## Requirement:
Copy out all the entries exactly.

## Supplied data:
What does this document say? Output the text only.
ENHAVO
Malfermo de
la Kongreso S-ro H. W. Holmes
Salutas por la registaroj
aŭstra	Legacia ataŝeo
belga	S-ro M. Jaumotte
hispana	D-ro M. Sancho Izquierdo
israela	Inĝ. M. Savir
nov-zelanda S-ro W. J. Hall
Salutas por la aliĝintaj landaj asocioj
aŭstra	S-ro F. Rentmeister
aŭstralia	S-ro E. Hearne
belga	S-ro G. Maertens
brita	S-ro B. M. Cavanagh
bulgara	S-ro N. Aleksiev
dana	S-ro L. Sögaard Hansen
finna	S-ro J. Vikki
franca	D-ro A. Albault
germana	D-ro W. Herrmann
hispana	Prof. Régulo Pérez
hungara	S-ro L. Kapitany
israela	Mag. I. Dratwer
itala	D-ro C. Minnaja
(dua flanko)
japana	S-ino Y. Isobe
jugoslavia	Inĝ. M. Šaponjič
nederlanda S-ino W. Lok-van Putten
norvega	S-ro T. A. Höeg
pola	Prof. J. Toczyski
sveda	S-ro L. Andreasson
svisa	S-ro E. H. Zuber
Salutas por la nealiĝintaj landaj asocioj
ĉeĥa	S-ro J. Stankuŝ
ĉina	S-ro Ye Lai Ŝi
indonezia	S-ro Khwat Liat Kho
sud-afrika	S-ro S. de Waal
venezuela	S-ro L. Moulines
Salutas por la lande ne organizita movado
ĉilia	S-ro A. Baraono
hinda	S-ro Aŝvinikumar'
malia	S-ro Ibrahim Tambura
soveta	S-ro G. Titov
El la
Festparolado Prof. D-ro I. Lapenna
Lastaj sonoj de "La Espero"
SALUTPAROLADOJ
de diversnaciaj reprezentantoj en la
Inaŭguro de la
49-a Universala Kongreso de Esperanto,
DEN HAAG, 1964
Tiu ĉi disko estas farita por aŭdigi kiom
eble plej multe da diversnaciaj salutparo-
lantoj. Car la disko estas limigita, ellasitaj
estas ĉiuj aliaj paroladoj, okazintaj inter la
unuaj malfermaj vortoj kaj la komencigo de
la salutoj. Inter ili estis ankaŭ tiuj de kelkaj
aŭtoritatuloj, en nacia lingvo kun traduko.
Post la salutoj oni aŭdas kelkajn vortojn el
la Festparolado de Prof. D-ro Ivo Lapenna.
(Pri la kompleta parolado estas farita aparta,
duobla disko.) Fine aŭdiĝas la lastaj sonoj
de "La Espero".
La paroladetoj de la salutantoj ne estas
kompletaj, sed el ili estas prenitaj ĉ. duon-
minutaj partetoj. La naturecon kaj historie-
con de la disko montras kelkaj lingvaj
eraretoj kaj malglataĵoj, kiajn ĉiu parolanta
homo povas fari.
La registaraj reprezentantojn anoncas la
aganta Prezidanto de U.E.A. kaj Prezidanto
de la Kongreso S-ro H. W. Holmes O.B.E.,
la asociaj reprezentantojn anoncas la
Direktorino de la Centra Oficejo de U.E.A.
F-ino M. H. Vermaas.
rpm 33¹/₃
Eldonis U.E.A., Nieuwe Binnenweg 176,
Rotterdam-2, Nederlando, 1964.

## Written answer:
What does this document say? Output the text only.
ENHAVO
Malfermo de
la Kongreso S-ro H. W. Holmes
Salutas por la registaroj
aŭstra	Legacia ataŝeo
belga	S-ro M. Jaumotte
hispana	D-ro M. Sancho Izquierdo
israela	Inĝ. M. Savir
nov-zelanda S-ro W. J. Hall
Salutas por la aliĝintaj landaj asocioj
aŭstra	S-ro F. Rentmeister
aŭstralia	S-ro E. Hearne
belga	S-ro G. Maertens
brita	S-ro B. M. Cavanagh
bulgara	S-ro N. Aleksiev
dana	S-ro L. Sögaard Hansen
finna	S-ro J. Vikki
franca	D-ro A. Albault
germana	D-ro W. Herrmann
hispana	Prof. Régulo Pérez
hungara	S-ro L. Kapitany
israela	Mag. I. Dratwer
itala	D-ro C. Minnaja
(dua flanko)
japana	S-ino Y. Isobe
jugoslavia	Inĝ. M. Šaponjič
nederlanda S-ino W. Lok-van Putten
norvega	S-ro T. A. Höeg
pola	Prof. J. Toczyski
sveda	S-ro L. Andreasson
svisa	S-ro E. H. Zuber
Salutas por la nealiĝintaj landaj asocioj
ĉeĥa	S-ro J. Stankuŝ
ĉina	S-ro Ye Lai Ŝi
indonezia	S-ro Khwat Liat Kho
sud-afrika	S-ro S. de Waal
venezuela	S-ro L. Moulines
Salutas por la lande ne organizita movado
ĉilia	S-ro A. Baraono
hinda	S-ro Aŝvinikumar'
malia	S-ro Ibrahim Tambura
soveta	S-ro G. Titov
El la
Festparolado Prof. D-ro I. Lapenna
Lastaj sonoj de "La Espero"
SALUTPAROLADOJ
de diversnaciaj reprezentantoj en la
Inaŭguro de la
49-a Universala Kongreso de Esperanto,
DEN HAAG, 1964
Tiu ĉi disko estas farita por aŭdigi kiom
eble plej multe da diversnaciaj salutparo-
lantoj. Car la disko estas limigita, ellasitaj
estas ĉiuj aliaj paroladoj, okazintaj inter la
unuaj malfermaj vortoj kaj la komencigo de
la salutoj. Inter ili estis ankaŭ tiuj de kelkaj
aŭtoritatuloj, en nacia lingvo kun traduko.
Post la salutoj oni aŭdas kelkajn vortojn el
la Festparolado de Prof. D-ro Ivo Lapenna.
(Pri la kompleta parolado estas farita aparta,
duobla disko.) Fine aŭdiĝas la lastaj sonoj
de "La Espero".
La paroladetoj de la salutantoj ne estas
kompletaj, sed el ili estas prenitaj ĉ. duon-
minutaj partetoj. La naturecon kaj historie-
con de la disko montras kelkaj lingvaj
eraretoj kaj malglataĵoj, kiajn ĉiu parolanta
homo povas fari.
La registaraj reprezentantojn anoncas la
aganta Prezidanto de U.E.A. kaj Prezidanto
de la Kongreso S-ro H. W. Holmes O.B.E.,
la asociaj reprezentantojn anoncas la
Direktorino de la Centra Oficejo de U.E.A.
F-ino M. H. Vermaas.
rpm 33¹/₃
Eldonis U.E.A., Nieuwe Binnenweg 176,
Rotterdam-2, Nederlando, 1964.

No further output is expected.